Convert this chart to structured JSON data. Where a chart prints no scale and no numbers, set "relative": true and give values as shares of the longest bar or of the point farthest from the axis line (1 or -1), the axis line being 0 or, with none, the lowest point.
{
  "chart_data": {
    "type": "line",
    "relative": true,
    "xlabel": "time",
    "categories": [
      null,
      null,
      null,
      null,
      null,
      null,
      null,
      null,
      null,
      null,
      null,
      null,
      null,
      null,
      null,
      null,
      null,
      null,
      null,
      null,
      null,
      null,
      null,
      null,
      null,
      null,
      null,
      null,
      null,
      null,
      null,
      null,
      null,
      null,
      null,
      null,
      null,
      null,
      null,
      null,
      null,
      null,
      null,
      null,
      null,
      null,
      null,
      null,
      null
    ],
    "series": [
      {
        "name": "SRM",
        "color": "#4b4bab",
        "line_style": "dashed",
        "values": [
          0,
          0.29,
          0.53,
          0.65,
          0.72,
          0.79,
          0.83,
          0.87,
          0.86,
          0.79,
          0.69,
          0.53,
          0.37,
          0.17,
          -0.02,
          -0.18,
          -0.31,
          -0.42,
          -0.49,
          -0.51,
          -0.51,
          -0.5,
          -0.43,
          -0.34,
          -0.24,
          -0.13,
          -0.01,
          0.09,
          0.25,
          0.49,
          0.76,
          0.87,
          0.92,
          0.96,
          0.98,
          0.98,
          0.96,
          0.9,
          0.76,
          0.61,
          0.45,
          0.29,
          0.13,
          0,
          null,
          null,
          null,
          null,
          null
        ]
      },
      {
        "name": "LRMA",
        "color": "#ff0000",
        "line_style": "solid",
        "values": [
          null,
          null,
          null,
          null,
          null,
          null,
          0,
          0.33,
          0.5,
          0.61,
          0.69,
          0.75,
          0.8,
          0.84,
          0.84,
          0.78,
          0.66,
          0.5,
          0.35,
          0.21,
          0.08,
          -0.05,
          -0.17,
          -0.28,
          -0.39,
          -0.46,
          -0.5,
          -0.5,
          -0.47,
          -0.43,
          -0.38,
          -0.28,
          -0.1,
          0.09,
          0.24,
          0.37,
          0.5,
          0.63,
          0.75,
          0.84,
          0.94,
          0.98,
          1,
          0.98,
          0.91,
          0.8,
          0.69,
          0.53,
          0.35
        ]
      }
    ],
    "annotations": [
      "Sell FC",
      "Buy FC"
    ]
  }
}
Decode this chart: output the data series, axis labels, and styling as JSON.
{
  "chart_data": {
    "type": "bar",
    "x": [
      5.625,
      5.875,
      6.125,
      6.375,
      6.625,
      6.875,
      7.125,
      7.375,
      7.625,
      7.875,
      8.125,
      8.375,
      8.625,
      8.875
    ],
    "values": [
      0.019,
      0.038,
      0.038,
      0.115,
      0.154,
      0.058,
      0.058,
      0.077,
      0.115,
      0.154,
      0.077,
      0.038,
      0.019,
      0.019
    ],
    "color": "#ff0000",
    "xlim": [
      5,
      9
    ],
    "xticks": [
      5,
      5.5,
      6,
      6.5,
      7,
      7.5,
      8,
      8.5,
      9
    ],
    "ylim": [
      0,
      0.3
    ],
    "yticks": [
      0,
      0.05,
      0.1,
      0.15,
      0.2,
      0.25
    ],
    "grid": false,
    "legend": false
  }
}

....

• What is needed:
The records above should be returned exactly.

• Output below:
Convert this chart to structured JSON data. Where a chart prints no scale and no numbers, set "relative": true and give values as shares of the longest bar or of the point farthest from the axis line (1 or -1), the axis line being 0 or, with none, the lowest point.
{
  "chart_data": {
    "type": "line",
    "relative": true,
    "xlabel": "time",
    "categories": [
      null,
      null,
      null,
      null,
      null,
      null,
      null,
      null,
      null,
      null,
      null,
      null,
      null,
      null,
      null,
      null,
      null,
      null,
      null,
      null,
      null,
      null,
      null,
      null,
      null,
      null,
      null,
      null,
      null,
      null,
      null,
      null,
      null,
      null,
      null,
      null,
      null,
      null,
      null,
      null,
      null,
      null,
      null,
      null,
      null,
      null,
      null,
      null,
      null
    ],
    "series": [
      {
        "name": "SRM",
        "color": "#4b4bab",
        "line_style": "dashed",
        "values": [
          0,
          0.29,
          0.53,
          0.65,
          0.72,
          0.79,
          0.83,
          0.87,
          0.86,
          0.79,
          0.69,
          0.53,
          0.37,
          0.17,
          -0.02,
          -0.18,
          -0.31,
          -0.42,
          -0.49,
          -0.51,
          -0.51,
          -0.5,
          -0.43,
          -0.34,
          -0.24,
          -0.13,
          -0.01,
          0.09,
          0.25,
          0.49,
          0.76,
          0.87,
          0.92,
          0.96,
          0.98,
          0.98,
          0.96,
          0.9,
          0.76,
          0.61,
          0.45,
          0.29,
          0.13,
          0,
          null,
          null,
          null,
          null,
          null
        ]
      },
      {
        "name": "LRMA",
        "color": "#ff0000",
        "line_style": "solid",
        "values": [
          null,
          null,
          null,
          null,
          null,
          null,
          0,
          0.33,
          0.5,
          0.61,
          0.69,
          0.75,
          0.8,
          0.84,
          0.84,
          0.78,
          0.66,
          0.5,
          0.35,
          0.21,
          0.08,
          -0.05,
          -0.17,
          -0.28,
          -0.39,
          -0.46,
          -0.5,
          -0.5,
          -0.47,
          -0.43,
          -0.38,
          -0.28,
          -0.1,
          0.09,
          0.24,
          0.37,
          0.5,
          0.63,
          0.75,
          0.84,
          0.94,
          0.98,
          1,
          0.98,
          0.91,
          0.8,
          0.69,
          0.53,
          0.35
        ]
      }
    ],
    "annotations": [
      "Sell FC",
      "Buy FC"
    ]
  }
}
Decode this chart: output the data series, axis labels, and styling as JSON.
{
  "chart_data": {
    "type": "bar",
    "x": [
      5.625,
      5.875,
      6.125,
      6.375,
      6.625,
      6.875,
      7.125,
      7.375,
      7.625,
      7.875,
      8.125,
      8.375,
      8.625,
      8.875
    ],
    "values": [
      0.019,
      0.038,
      0.038,
      0.115,
      0.154,
      0.058,
      0.058,
      0.077,
      0.115,
      0.154,
      0.077,
      0.038,
      0.019,
      0.019
    ],
    "color": "#ff0000",
    "xlim": [
      5,
      9
    ],
    "xticks": [
      5,
      5.5,
      6,
      6.5,
      7,
      7.5,
      8,
      8.5,
      9
    ],
    "ylim": [
      0,
      0.3
    ],
    "yticks": [
      0,
      0.05,
      0.1,
      0.15,
      0.2,
      0.25
    ],
    "grid": false,
    "legend": false
  }
}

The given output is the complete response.